→ **Dataset content**
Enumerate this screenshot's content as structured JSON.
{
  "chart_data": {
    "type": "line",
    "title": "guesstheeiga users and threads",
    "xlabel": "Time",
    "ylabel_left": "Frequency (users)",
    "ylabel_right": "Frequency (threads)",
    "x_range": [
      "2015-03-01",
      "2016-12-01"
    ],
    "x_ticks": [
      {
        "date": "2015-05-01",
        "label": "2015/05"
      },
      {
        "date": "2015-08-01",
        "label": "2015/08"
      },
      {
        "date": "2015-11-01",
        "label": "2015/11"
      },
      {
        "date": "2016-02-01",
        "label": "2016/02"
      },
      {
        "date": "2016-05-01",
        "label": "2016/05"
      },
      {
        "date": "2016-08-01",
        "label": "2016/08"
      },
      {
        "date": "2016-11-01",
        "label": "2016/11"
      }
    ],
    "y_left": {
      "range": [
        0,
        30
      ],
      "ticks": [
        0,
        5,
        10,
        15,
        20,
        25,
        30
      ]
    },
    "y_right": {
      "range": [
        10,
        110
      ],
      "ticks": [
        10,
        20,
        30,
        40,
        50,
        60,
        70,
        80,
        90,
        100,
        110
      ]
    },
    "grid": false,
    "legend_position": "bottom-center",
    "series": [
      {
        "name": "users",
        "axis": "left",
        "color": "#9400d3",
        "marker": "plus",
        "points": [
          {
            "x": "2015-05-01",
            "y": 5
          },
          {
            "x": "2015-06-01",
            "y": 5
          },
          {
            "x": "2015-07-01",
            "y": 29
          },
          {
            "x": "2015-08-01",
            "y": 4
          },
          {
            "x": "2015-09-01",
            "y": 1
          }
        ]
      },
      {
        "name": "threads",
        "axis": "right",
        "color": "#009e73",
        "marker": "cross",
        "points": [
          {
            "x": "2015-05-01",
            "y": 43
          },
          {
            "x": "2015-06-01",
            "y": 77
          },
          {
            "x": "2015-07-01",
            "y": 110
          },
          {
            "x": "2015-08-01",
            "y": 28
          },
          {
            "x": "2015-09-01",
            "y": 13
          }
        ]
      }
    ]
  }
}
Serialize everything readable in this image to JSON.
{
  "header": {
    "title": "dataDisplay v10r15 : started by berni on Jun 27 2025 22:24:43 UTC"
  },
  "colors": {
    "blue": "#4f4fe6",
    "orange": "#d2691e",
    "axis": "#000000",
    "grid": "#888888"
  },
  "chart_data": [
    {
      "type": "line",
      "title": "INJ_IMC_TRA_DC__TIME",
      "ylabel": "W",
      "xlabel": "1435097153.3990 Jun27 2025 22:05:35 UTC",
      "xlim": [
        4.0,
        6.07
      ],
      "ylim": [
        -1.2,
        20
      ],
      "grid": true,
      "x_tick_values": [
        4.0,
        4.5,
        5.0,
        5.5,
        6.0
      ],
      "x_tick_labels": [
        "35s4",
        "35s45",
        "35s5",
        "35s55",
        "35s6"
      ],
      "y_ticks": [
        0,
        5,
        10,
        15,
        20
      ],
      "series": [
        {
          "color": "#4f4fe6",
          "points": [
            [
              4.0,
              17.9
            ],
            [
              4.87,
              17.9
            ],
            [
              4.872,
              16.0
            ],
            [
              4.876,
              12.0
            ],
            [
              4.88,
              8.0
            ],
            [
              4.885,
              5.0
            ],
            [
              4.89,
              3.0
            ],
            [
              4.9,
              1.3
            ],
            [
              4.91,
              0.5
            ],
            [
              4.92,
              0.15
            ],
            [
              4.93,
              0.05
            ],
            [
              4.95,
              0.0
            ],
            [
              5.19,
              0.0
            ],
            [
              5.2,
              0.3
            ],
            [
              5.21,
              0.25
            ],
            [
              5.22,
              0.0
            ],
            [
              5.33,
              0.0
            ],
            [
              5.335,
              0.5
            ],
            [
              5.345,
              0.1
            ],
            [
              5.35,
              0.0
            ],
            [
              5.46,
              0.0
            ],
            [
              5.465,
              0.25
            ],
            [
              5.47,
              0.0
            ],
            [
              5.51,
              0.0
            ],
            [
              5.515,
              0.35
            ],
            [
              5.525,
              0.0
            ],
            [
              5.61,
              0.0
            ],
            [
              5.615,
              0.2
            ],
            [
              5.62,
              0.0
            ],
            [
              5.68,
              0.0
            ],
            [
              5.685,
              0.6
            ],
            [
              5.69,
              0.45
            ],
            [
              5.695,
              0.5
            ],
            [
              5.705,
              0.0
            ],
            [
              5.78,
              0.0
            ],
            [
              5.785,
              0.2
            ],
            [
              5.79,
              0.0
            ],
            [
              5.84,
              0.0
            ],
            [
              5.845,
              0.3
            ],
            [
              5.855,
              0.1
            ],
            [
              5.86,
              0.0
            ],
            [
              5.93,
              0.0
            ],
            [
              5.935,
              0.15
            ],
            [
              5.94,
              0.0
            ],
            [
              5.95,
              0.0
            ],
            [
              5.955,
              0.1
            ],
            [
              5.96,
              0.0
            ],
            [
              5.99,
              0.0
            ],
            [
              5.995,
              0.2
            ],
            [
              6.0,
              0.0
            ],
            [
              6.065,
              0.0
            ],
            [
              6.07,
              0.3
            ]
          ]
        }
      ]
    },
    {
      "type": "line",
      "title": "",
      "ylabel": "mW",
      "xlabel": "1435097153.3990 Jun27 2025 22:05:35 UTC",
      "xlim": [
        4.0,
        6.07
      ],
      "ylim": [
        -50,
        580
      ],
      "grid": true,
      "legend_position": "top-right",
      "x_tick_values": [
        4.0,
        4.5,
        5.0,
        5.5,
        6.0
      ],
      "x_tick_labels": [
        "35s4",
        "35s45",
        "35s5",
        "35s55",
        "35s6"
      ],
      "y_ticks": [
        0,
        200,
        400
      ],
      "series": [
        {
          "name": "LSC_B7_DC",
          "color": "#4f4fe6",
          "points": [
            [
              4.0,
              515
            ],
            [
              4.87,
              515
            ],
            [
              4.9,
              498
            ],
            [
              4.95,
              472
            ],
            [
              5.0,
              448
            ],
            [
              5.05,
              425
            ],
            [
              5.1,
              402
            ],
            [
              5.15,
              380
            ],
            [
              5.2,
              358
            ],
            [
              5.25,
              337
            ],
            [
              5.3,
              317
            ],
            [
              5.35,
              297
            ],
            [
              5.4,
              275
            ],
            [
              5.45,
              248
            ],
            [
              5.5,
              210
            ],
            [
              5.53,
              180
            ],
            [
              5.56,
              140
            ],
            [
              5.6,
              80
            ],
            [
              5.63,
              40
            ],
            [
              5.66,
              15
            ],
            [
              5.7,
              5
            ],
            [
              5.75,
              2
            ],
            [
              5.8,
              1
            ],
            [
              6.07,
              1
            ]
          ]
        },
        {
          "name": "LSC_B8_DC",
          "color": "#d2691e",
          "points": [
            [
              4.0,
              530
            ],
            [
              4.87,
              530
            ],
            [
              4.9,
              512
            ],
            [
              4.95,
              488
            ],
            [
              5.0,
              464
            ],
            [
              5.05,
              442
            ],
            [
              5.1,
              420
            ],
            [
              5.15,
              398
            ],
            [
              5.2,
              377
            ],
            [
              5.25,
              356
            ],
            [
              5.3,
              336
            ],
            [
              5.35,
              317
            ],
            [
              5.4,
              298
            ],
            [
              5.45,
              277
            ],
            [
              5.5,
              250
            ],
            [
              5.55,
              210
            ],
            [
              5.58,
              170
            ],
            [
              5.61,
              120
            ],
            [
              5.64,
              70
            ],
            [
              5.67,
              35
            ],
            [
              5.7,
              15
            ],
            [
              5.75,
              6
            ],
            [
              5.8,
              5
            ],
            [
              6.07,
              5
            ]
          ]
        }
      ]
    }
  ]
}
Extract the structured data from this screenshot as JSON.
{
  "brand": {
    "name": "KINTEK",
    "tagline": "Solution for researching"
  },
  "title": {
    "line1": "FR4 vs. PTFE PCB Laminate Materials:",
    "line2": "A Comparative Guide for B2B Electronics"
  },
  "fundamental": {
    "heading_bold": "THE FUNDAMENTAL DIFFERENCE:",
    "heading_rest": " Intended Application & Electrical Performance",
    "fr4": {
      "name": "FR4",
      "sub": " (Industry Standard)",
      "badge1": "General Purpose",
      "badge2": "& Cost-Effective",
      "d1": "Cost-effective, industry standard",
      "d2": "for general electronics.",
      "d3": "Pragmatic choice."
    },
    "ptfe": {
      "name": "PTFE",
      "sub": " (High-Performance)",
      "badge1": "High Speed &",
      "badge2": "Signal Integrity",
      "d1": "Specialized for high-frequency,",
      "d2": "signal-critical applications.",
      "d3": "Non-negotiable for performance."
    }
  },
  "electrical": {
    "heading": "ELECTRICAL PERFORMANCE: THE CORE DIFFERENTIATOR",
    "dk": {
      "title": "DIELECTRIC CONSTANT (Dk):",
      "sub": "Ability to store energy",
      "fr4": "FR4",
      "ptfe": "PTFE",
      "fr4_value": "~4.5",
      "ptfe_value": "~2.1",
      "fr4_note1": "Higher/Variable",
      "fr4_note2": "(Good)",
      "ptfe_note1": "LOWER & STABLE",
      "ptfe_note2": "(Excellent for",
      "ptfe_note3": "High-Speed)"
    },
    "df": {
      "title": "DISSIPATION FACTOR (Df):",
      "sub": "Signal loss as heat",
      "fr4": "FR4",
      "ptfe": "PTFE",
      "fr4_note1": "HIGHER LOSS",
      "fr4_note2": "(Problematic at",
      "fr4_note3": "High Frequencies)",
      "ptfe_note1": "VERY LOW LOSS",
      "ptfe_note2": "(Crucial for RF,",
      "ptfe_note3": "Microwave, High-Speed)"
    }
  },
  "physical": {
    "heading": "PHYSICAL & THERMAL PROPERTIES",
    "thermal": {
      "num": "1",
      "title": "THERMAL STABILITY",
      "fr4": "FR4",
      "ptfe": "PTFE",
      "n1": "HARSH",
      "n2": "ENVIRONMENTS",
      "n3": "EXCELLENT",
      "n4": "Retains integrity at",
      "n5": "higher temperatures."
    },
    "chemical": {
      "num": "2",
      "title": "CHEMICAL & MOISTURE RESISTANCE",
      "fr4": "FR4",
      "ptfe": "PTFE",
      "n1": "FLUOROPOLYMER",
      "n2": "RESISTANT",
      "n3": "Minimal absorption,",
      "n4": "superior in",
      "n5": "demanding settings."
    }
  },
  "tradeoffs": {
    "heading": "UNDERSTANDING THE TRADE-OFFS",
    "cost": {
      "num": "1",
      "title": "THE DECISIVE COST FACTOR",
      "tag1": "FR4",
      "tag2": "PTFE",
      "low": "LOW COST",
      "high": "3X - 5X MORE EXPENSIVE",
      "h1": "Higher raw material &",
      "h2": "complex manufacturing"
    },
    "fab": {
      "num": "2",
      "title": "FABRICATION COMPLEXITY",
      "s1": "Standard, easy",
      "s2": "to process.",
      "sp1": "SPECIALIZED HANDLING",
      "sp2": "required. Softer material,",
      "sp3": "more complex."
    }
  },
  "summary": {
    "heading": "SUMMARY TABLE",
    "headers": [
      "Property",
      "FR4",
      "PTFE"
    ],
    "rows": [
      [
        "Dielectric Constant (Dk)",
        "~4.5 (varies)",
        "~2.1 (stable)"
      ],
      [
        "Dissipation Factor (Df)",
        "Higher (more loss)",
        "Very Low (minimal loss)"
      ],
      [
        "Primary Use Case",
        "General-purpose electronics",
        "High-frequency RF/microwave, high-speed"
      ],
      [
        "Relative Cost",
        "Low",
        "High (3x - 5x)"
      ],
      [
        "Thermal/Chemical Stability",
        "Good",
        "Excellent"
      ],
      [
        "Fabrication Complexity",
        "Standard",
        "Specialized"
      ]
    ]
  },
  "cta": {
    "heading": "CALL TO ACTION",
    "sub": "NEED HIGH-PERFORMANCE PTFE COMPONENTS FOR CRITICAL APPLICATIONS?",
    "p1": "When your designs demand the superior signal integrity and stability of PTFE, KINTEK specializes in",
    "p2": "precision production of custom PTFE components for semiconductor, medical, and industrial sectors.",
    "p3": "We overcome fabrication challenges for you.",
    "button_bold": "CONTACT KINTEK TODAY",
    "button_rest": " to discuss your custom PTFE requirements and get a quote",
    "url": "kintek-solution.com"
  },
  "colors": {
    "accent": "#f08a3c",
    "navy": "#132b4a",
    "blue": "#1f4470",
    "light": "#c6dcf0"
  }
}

→ **Required task**
Show all lines from the listing above in which "custom" appears.

→ **Response**
    "p2": "precision production of custom PTFE components for semiconductor, medical, and industrial sectors.",
    "button_rest": " to discuss your custom PTFE requirements and get a quote",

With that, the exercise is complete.